**Objective**
Set down every record once more, exactly as given.

**Records supplied**
********

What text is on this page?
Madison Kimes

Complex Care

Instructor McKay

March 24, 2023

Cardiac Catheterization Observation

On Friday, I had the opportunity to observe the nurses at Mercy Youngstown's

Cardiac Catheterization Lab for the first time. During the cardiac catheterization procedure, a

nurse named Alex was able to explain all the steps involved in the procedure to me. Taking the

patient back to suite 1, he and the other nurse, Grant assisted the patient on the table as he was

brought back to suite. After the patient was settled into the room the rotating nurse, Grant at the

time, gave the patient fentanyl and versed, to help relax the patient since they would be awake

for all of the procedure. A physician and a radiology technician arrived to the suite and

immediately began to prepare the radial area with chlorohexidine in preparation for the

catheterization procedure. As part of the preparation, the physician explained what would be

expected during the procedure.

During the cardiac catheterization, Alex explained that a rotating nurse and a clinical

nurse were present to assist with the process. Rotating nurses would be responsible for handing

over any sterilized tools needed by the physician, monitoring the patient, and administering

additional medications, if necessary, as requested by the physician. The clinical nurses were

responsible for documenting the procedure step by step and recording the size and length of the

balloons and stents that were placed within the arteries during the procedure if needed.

********

**Complete output**
What text is on this page?
Madison Kimes

Complex Care

Instructor McKay

March 24, 2023

Cardiac Catheterization Observation

On Friday, I had the opportunity to observe the nurses at Mercy Youngstown's

Cardiac Catheterization Lab for the first time. During the cardiac catheterization procedure, a

nurse named Alex was able to explain all the steps involved in the procedure to me. Taking the

patient back to suite 1, he and the other nurse, Grant assisted the patient on the table as he was

brought back to suite. After the patient was settled into the room the rotating nurse, Grant at the

time, gave the patient fentanyl and versed, to help relax the patient since they would be awake

for all of the procedure. A physician and a radiology technician arrived to the suite and

immediately began to prepare the radial area with chlorohexidine in preparation for the

catheterization procedure. As part of the preparation, the physician explained what would be

expected during the procedure.

During the cardiac catheterization, Alex explained that a rotating nurse and a clinical

nurse were present to assist with the process. Rotating nurses would be responsible for handing

over any sterilized tools needed by the physician, monitoring the patient, and administering

additional medications, if necessary, as requested by the physician. The clinical nurses were

responsible for documenting the procedure step by step and recording the size and length of the

balloons and stents that were placed within the arteries during the procedure if needed.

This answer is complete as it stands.